WORK TO BE COMPLETED:
Output all of the records exactly as written.
* Start *
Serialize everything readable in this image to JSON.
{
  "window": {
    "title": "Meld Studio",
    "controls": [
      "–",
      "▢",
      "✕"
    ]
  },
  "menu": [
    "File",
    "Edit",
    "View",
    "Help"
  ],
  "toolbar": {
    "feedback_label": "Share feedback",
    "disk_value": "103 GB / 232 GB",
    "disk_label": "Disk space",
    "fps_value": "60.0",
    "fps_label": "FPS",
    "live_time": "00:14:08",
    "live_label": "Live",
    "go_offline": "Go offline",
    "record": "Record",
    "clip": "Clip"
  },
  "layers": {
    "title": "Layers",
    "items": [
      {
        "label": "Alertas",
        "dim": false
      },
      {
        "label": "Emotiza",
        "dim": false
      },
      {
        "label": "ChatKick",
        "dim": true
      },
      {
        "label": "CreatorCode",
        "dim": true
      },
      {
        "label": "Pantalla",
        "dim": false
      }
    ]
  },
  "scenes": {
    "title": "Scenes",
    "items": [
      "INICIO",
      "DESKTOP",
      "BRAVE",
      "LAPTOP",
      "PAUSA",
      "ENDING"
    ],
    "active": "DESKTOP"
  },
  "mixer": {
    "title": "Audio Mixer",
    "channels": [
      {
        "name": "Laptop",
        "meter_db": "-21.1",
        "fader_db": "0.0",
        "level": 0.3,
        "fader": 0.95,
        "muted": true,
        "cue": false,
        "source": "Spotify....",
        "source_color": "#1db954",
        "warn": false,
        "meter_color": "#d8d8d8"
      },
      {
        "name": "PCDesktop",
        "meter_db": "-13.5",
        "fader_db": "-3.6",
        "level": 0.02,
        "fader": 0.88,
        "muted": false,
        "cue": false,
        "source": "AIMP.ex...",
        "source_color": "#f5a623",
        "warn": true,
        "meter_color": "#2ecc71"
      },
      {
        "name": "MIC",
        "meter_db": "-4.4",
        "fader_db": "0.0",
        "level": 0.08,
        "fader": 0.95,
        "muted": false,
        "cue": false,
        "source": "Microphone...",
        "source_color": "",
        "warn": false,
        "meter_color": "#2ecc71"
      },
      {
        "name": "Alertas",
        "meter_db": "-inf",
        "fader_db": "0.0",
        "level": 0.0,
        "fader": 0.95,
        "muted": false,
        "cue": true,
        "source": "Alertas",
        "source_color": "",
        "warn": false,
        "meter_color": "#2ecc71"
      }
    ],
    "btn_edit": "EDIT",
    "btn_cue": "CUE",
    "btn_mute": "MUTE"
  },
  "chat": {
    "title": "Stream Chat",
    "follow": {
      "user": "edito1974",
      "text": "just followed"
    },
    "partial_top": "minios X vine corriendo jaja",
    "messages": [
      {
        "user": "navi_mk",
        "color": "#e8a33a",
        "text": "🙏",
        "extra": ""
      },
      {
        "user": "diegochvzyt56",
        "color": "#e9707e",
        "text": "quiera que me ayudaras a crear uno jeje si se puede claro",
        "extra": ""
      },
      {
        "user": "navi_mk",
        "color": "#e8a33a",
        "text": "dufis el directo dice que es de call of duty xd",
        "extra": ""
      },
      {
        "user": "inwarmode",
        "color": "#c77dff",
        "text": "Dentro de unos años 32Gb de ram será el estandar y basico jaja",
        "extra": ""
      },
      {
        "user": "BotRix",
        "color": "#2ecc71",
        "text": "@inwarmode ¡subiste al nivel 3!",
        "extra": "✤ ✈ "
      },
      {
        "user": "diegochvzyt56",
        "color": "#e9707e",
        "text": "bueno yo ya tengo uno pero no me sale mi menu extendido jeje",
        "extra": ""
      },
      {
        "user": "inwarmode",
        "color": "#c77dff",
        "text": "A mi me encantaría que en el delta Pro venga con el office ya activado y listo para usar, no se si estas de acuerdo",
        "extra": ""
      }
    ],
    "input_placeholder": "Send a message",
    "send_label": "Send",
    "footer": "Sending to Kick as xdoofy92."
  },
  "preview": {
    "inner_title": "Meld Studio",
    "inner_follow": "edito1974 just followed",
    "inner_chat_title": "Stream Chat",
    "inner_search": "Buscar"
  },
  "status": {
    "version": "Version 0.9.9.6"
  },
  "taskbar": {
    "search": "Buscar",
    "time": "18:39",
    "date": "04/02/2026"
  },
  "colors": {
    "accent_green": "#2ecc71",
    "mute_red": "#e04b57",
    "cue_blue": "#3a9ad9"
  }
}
* End *
THE REPLY:
Serialize everything readable in this image to JSON.
{
  "window": {
    "title": "Meld Studio",
    "controls": [
      "–",
      "▢",
      "✕"
    ]
  },
  "menu": [
    "File",
    "Edit",
    "View",
    "Help"
  ],
  "toolbar": {
    "feedback_label": "Share feedback",
    "disk_value": "103 GB / 232 GB",
    "disk_label": "Disk space",
    "fps_value": "60.0",
    "fps_label": "FPS",
    "live_time": "00:14:08",
    "live_label": "Live",
    "go_offline": "Go offline",
    "record": "Record",
    "clip": "Clip"
  },
  "layers": {
    "title": "Layers",
    "items": [
      {
        "label": "Alertas",
        "dim": false
      },
      {
        "label": "Emotiza",
        "dim": false
      },
      {
        "label": "ChatKick",
        "dim": true
      },
      {
        "label": "CreatorCode",
        "dim": true
      },
      {
        "label": "Pantalla",
        "dim": false
      }
    ]
  },
  "scenes": {
    "title": "Scenes",
    "items": [
      "INICIO",
      "DESKTOP",
      "BRAVE",
      "LAPTOP",
      "PAUSA",
      "ENDING"
    ],
    "active": "DESKTOP"
  },
  "mixer": {
    "title": "Audio Mixer",
    "channels": [
      {
        "name": "Laptop",
        "meter_db": "-21.1",
        "fader_db": "0.0",
        "level": 0.3,
        "fader": 0.95,
        "muted": true,
        "cue": false,
        "source": "Spotify....",
        "source_color": "#1db954",
        "warn": false,
        "meter_color": "#d8d8d8"
      },
      {
        "name": "PCDesktop",
        "meter_db": "-13.5",
        "fader_db": "-3.6",
        "level": 0.02,
        "fader": 0.88,
        "muted": false,
        "cue": false,
        "source": "AIMP.ex...",
        "source_color": "#f5a623",
        "warn": true,
        "meter_color": "#2ecc71"
      },
      {
        "name": "MIC",
        "meter_db": "-4.4",
        "fader_db": "0.0",
        "level": 0.08,
        "fader": 0.95,
        "muted": false,
        "cue": false,
        "source": "Microphone...",
        "source_color": "",
        "warn": false,
        "meter_color": "#2ecc71"
      },
      {
        "name": "Alertas",
        "meter_db": "-inf",
        "fader_db": "0.0",
        "level": 0.0,
        "fader": 0.95,
        "muted": false,
        "cue": true,
        "source": "Alertas",
        "source_color": "",
        "warn": false,
        "meter_color": "#2ecc71"
      }
    ],
    "btn_edit": "EDIT",
    "btn_cue": "CUE",
    "btn_mute": "MUTE"
  },
  "chat": {
    "title": "Stream Chat",
    "follow": {
      "user": "edito1974",
      "text": "just followed"
    },
    "partial_top": "minios X vine corriendo jaja",
    "messages": [
      {
        "user": "navi_mk",
        "color": "#e8a33a",
        "text": "🙏",
        "extra": ""
      },
      {
        "user": "diegochvzyt56",
        "color": "#e9707e",
        "text": "quiera que me ayudaras a crear uno jeje si se puede claro",
        "extra": ""
      },
      {
        "user": "navi_mk",
        "color": "#e8a33a",
        "text": "dufis el directo dice que es de call of duty xd",
        "extra": ""
      },
      {
        "user": "inwarmode",
        "color": "#c77dff",
        "text": "Dentro de unos años 32Gb de ram será el estandar y basico jaja",
        "extra": ""
      },
      {
        "user": "BotRix",
        "color": "#2ecc71",
        "text": "@inwarmode ¡subiste al nivel 3!",
        "extra": "✤ ✈ "
      },
      {
        "user": "diegochvzyt56",
        "color": "#e9707e",
        "text": "bueno yo ya tengo uno pero no me sale mi menu extendido jeje",
        "extra": ""
      },
      {
        "user": "inwarmode",
        "color": "#c77dff",
        "text": "A mi me encantaría que en el delta Pro venga con el office ya activado y listo para usar, no se si estas de acuerdo",
        "extra": ""
      }
    ],
    "input_placeholder": "Send a message",
    "send_label": "Send",
    "footer": "Sending to Kick as xdoofy92."
  },
  "preview": {
    "inner_title": "Meld Studio",
    "inner_follow": "edito1974 just followed",
    "inner_chat_title": "Stream Chat",
    "inner_search": "Buscar"
  },
  "status": {
    "version": "Version 0.9.9.6"
  },
  "taskbar": {
    "search": "Buscar",
    "time": "18:39",
    "date": "04/02/2026"
  },
  "colors": {
    "accent_green": "#2ecc71",
    "mute_red": "#e04b57",
    "cue_blue": "#3a9ad9"
  }
}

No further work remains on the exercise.